Exercise task: Determine the number of lines holding the word "their"; answer with that number only.

Begin Material

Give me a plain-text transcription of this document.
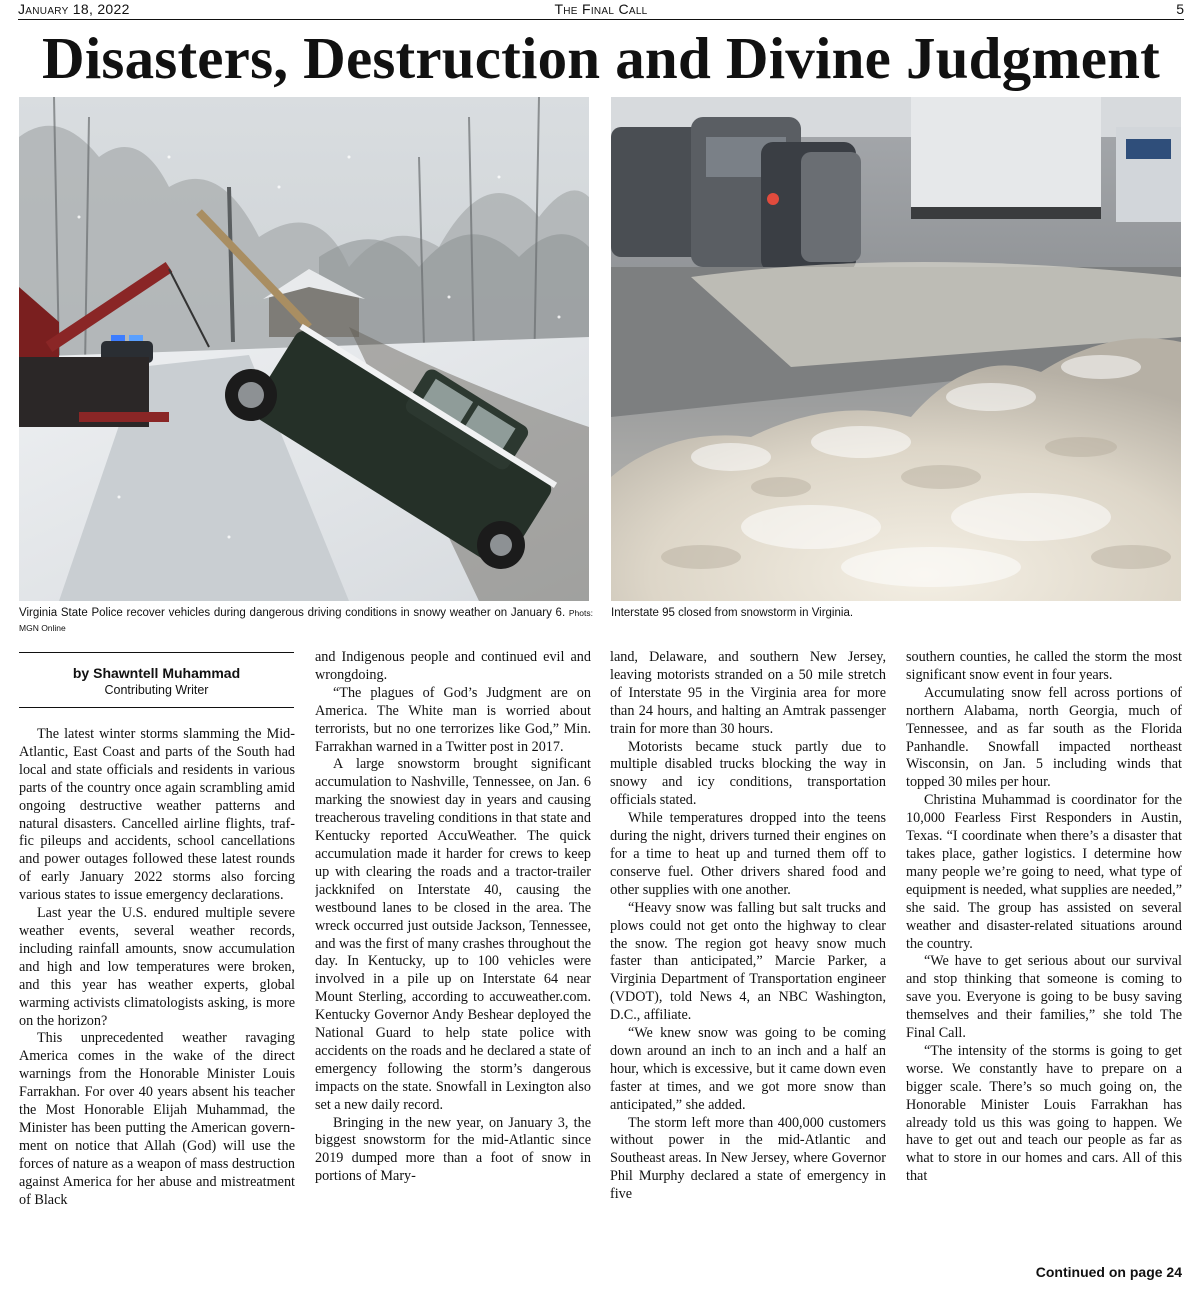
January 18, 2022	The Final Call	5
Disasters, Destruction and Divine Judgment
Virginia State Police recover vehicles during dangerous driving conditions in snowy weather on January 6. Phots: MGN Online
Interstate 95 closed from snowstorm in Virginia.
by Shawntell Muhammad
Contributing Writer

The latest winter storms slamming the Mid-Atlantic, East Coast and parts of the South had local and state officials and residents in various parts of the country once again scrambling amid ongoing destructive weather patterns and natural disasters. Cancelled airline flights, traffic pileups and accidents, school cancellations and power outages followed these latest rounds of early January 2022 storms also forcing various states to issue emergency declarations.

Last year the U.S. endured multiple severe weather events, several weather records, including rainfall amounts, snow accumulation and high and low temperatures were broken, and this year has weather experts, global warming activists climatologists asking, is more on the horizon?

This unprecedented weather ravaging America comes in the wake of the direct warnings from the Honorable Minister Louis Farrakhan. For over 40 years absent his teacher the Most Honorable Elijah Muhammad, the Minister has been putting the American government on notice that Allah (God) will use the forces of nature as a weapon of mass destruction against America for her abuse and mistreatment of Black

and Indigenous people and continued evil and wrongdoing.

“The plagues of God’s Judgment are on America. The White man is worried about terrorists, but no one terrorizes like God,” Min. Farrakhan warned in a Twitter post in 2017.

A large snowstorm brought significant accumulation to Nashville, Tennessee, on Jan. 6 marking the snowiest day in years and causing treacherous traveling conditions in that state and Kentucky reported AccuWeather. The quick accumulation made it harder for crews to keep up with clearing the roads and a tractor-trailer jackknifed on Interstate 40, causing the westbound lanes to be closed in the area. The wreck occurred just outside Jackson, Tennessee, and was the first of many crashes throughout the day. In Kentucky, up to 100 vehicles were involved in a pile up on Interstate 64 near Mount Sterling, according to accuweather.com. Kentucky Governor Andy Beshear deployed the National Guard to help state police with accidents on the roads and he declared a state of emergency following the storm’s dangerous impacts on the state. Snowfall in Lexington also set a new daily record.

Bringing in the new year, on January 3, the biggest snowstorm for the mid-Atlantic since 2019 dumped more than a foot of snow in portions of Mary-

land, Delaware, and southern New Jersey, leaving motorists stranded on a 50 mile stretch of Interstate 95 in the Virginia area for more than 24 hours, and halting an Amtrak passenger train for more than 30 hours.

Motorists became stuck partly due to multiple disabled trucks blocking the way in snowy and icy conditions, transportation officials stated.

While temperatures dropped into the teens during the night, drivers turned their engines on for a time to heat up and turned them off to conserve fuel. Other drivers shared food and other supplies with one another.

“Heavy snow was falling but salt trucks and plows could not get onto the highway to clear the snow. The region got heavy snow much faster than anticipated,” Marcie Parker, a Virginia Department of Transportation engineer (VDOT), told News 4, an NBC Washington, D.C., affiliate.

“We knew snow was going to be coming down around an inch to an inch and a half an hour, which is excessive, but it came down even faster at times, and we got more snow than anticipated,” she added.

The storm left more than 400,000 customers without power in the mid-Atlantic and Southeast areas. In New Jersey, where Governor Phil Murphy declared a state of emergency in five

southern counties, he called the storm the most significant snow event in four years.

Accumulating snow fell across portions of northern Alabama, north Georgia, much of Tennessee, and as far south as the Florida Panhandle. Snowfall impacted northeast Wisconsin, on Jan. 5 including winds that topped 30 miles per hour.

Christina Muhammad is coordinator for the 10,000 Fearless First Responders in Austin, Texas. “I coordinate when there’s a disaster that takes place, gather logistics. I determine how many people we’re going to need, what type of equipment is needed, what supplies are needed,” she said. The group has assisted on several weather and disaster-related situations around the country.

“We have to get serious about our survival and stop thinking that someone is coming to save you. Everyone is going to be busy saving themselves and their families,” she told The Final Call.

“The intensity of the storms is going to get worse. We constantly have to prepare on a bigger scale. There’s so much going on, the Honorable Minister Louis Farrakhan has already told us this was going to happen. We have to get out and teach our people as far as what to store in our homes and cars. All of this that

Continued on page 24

End Material
Begin Material

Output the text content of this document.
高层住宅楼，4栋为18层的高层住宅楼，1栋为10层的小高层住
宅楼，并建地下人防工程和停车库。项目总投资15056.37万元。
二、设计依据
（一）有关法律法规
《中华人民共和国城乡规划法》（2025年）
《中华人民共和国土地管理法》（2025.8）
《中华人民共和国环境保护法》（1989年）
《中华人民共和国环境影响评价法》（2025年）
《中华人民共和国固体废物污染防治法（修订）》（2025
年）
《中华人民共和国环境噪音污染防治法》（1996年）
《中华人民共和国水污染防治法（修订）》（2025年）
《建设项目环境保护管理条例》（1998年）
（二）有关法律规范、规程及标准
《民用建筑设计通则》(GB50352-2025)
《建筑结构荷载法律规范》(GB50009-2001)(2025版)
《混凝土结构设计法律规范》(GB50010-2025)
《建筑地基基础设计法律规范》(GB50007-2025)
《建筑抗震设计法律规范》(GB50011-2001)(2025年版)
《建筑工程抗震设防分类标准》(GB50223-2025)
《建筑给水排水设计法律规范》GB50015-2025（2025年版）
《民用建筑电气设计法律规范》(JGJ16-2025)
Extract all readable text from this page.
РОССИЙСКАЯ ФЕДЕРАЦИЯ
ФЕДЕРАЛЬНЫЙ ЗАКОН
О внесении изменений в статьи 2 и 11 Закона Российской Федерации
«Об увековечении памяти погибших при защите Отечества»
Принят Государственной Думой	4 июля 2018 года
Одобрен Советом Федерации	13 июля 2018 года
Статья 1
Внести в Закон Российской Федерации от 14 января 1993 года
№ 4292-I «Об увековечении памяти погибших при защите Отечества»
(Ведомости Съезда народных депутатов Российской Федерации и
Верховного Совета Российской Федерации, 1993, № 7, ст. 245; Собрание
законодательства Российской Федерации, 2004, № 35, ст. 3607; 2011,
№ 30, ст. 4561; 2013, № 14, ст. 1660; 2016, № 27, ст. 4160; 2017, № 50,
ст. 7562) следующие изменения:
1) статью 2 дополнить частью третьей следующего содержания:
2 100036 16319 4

End Material
Begin Material

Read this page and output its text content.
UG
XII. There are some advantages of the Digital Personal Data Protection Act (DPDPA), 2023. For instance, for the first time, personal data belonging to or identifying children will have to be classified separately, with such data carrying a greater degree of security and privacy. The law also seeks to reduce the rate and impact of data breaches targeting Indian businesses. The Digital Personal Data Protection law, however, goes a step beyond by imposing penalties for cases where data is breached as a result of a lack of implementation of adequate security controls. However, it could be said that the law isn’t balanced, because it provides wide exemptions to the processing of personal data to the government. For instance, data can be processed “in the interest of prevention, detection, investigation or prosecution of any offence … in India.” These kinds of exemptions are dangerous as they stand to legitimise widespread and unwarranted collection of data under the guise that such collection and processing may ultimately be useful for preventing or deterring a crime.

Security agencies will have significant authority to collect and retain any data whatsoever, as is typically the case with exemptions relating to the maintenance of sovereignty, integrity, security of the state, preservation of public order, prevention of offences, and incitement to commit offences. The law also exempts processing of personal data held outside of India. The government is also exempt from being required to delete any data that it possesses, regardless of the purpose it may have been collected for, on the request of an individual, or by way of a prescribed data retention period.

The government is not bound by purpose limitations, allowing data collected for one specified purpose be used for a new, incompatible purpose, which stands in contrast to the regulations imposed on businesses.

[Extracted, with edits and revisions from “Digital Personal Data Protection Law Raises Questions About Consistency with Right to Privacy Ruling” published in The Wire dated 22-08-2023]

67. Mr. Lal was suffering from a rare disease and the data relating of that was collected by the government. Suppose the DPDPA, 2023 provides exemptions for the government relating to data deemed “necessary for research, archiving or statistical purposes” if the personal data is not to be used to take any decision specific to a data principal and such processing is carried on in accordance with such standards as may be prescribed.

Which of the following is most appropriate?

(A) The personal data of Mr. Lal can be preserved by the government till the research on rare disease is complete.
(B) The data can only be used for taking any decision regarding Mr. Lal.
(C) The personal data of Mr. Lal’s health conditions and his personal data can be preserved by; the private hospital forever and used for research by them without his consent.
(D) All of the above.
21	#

End Material

Task answer: 2